» **EXERCISE OBJECTIVE**: Read the records below. Copy each line where the string "text" occurs.

Extracts from a graphics dataset:
## start

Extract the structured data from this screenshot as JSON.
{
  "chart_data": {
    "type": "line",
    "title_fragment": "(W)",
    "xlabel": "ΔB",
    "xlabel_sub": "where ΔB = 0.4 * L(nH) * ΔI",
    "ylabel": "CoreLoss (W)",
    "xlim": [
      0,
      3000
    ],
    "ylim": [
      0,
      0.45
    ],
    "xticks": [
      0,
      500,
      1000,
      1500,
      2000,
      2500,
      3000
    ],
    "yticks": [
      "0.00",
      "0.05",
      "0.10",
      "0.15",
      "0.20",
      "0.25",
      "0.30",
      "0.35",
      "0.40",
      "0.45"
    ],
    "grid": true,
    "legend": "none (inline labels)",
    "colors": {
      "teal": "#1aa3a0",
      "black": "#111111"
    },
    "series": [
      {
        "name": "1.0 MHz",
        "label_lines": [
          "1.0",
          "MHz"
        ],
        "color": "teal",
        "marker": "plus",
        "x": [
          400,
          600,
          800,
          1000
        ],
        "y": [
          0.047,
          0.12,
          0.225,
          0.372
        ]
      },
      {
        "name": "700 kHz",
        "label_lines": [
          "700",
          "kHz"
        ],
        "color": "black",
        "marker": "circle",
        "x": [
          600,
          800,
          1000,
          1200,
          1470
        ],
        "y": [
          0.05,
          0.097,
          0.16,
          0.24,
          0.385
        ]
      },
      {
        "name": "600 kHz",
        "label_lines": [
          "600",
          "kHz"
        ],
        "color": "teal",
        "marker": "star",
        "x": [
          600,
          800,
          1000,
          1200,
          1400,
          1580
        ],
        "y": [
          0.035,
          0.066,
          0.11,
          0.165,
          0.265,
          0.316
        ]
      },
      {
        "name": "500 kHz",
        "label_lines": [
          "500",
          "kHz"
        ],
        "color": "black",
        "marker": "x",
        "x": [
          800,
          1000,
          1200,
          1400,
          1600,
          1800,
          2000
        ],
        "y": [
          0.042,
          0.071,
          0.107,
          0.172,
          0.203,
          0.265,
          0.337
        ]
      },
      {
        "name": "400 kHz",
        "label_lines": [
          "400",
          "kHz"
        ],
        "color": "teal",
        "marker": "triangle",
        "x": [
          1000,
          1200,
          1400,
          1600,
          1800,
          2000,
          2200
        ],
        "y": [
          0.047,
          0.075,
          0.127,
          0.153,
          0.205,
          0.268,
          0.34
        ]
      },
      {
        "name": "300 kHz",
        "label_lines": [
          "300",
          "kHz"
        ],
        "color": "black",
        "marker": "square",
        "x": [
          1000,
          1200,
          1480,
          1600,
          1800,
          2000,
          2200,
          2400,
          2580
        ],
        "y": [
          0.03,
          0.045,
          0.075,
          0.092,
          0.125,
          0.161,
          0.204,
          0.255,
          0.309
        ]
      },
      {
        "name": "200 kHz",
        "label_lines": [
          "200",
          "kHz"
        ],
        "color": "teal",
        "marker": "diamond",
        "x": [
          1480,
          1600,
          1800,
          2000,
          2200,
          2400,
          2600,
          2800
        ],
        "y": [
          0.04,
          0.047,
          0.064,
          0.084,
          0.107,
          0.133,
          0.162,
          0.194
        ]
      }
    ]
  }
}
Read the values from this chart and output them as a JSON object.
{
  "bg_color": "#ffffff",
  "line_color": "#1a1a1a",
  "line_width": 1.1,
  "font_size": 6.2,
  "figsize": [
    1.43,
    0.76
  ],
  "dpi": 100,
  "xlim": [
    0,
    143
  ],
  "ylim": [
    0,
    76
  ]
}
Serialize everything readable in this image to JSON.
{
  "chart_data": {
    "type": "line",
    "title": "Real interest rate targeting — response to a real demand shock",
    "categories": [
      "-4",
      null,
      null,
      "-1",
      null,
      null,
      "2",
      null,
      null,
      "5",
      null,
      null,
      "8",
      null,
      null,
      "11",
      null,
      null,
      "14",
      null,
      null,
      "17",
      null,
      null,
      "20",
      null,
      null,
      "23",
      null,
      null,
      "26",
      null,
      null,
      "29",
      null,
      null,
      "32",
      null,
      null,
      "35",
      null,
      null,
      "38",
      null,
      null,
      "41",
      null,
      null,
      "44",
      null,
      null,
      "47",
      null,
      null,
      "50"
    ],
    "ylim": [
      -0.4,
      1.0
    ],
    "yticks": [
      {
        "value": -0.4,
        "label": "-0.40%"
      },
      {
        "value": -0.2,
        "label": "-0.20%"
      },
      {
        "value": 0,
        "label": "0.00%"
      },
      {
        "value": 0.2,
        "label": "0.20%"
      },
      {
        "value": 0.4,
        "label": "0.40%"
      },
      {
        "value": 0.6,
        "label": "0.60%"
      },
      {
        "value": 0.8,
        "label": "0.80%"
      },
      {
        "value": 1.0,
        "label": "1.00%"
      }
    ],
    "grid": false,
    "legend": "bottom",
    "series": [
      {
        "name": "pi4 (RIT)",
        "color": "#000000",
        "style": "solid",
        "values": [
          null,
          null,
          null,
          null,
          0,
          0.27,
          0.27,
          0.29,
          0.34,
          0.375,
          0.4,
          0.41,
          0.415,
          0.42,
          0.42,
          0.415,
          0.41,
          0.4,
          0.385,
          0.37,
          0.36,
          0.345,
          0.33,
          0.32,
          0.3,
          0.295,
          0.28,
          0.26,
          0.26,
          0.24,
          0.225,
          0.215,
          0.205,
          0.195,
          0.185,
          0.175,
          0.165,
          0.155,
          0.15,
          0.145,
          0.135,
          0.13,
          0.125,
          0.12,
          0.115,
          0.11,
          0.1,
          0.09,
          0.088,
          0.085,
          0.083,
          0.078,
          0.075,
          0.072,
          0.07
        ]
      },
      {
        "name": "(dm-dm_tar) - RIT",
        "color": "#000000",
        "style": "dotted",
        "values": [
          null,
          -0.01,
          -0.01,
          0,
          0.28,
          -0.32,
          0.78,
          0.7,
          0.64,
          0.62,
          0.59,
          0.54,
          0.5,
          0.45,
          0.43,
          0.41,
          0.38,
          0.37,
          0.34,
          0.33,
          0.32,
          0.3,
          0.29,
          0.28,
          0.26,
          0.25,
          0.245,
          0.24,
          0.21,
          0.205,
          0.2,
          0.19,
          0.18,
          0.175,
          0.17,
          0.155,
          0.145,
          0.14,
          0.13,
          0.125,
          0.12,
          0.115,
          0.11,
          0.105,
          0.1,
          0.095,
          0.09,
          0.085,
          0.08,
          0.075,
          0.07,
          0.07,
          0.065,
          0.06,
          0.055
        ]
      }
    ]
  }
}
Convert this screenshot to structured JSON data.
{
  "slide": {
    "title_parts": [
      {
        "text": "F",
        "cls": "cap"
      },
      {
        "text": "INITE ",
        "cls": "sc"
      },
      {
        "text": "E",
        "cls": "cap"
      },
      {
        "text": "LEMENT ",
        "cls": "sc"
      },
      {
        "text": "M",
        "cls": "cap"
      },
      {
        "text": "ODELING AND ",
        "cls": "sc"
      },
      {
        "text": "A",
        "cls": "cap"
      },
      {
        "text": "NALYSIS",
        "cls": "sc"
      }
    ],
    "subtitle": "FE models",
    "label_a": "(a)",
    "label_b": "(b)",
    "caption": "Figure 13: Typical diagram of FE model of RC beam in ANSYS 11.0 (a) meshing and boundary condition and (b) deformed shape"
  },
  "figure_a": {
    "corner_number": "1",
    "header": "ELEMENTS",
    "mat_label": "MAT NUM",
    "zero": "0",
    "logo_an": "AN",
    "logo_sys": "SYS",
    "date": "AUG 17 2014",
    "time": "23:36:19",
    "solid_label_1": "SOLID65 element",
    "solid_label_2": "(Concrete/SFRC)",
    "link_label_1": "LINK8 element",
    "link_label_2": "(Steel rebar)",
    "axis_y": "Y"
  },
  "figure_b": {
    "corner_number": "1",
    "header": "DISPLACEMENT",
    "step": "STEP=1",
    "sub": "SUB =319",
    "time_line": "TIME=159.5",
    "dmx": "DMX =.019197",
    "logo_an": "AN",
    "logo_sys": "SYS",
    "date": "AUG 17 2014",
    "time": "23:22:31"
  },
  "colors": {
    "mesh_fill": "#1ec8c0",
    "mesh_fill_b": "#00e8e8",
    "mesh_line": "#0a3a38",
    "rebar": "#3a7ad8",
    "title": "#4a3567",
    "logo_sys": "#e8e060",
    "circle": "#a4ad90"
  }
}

## end

» **EXERCISE ANSWER**:
        "text": "F",
        "text": "INITE ",
        "text": "E",
        "text": "LEMENT ",
        "text": "M",
        "text": "ODELING AND ",
        "text": "A",
        "text": "NALYSIS",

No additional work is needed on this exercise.